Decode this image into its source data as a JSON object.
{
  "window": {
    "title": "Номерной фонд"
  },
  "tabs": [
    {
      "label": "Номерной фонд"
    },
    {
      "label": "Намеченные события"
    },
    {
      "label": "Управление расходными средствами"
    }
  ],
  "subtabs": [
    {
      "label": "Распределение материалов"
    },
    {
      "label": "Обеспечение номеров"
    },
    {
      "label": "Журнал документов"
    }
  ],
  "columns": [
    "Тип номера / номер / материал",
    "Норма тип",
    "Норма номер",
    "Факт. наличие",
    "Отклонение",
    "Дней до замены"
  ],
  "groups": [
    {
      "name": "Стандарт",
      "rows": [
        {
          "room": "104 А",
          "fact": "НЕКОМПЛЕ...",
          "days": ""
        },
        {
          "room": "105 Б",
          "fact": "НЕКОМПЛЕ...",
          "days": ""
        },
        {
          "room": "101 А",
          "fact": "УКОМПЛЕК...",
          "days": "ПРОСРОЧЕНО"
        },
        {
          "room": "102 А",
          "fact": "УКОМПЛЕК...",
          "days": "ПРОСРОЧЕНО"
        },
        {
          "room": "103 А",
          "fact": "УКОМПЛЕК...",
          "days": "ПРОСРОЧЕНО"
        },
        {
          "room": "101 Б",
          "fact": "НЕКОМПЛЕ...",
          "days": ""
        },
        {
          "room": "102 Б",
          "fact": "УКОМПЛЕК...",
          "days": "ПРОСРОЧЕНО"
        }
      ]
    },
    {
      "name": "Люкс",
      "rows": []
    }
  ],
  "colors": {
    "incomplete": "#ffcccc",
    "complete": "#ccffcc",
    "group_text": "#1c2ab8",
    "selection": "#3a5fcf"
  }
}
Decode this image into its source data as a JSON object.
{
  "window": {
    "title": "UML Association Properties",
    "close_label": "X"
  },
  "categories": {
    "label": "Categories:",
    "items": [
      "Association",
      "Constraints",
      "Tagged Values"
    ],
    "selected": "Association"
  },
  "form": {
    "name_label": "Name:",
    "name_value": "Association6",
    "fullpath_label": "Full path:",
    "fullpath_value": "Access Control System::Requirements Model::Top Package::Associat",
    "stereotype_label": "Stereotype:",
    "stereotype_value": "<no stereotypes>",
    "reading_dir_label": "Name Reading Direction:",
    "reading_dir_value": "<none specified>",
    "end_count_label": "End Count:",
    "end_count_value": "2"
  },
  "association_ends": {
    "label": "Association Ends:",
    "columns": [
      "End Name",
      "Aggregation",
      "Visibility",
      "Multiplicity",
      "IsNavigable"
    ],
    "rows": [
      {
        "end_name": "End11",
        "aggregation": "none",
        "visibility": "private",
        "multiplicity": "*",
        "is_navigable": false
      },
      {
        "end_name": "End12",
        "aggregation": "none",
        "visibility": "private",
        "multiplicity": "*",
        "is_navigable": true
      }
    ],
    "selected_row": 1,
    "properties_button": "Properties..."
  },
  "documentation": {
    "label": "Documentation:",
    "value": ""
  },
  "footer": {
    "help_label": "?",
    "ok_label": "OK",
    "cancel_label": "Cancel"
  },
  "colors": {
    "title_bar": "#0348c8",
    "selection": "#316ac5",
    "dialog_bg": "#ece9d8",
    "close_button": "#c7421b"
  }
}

YOUR TASK.
Copy all of the data exactly.

EXPECTED ANSWER.
Decode this image into its source data as a JSON object.
{
  "window": {
    "title": "Номерной фонд"
  },
  "tabs": [
    {
      "label": "Номерной фонд"
    },
    {
      "label": "Намеченные события"
    },
    {
      "label": "Управление расходными средствами"
    }
  ],
  "subtabs": [
    {
      "label": "Распределение материалов"
    },
    {
      "label": "Обеспечение номеров"
    },
    {
      "label": "Журнал документов"
    }
  ],
  "columns": [
    "Тип номера / номер / материал",
    "Норма тип",
    "Норма номер",
    "Факт. наличие",
    "Отклонение",
    "Дней до замены"
  ],
  "groups": [
    {
      "name": "Стандарт",
      "rows": [
        {
          "room": "104 А",
          "fact": "НЕКОМПЛЕ...",
          "days": ""
        },
        {
          "room": "105 Б",
          "fact": "НЕКОМПЛЕ...",
          "days": ""
        },
        {
          "room": "101 А",
          "fact": "УКОМПЛЕК...",
          "days": "ПРОСРОЧЕНО"
        },
        {
          "room": "102 А",
          "fact": "УКОМПЛЕК...",
          "days": "ПРОСРОЧЕНО"
        },
        {
          "room": "103 А",
          "fact": "УКОМПЛЕК...",
          "days": "ПРОСРОЧЕНО"
        },
        {
          "room": "101 Б",
          "fact": "НЕКОМПЛЕ...",
          "days": ""
        },
        {
          "room": "102 Б",
          "fact": "УКОМПЛЕК...",
          "days": "ПРОСРОЧЕНО"
        }
      ]
    },
    {
      "name": "Люкс",
      "rows": []
    }
  ],
  "colors": {
    "incomplete": "#ffcccc",
    "complete": "#ccffcc",
    "group_text": "#1c2ab8",
    "selection": "#3a5fcf"
  }
}
Decode this image into its source data as a JSON object.
{
  "window": {
    "title": "UML Association Properties",
    "close_label": "X"
  },
  "categories": {
    "label": "Categories:",
    "items": [
      "Association",
      "Constraints",
      "Tagged Values"
    ],
    "selected": "Association"
  },
  "form": {
    "name_label": "Name:",
    "name_value": "Association6",
    "fullpath_label": "Full path:",
    "fullpath_value": "Access Control System::Requirements Model::Top Package::Associat",
    "stereotype_label": "Stereotype:",
    "stereotype_value": "<no stereotypes>",
    "reading_dir_label": "Name Reading Direction:",
    "reading_dir_value": "<none specified>",
    "end_count_label": "End Count:",
    "end_count_value": "2"
  },
  "association_ends": {
    "label": "Association Ends:",
    "columns": [
      "End Name",
      "Aggregation",
      "Visibility",
      "Multiplicity",
      "IsNavigable"
    ],
    "rows": [
      {
        "end_name": "End11",
        "aggregation": "none",
        "visibility": "private",
        "multiplicity": "*",
        "is_navigable": false
      },
      {
        "end_name": "End12",
        "aggregation": "none",
        "visibility": "private",
        "multiplicity": "*",
        "is_navigable": true
      }
    ],
    "selected_row": 1,
    "properties_button": "Properties..."
  },
  "documentation": {
    "label": "Documentation:",
    "value": ""
  },
  "footer": {
    "help_label": "?",
    "ok_label": "OK",
    "cancel_label": "Cancel"
  },
  "colors": {
    "title_bar": "#0348c8",
    "selection": "#316ac5",
    "dialog_bg": "#ece9d8",
    "close_button": "#c7421b"
  }
}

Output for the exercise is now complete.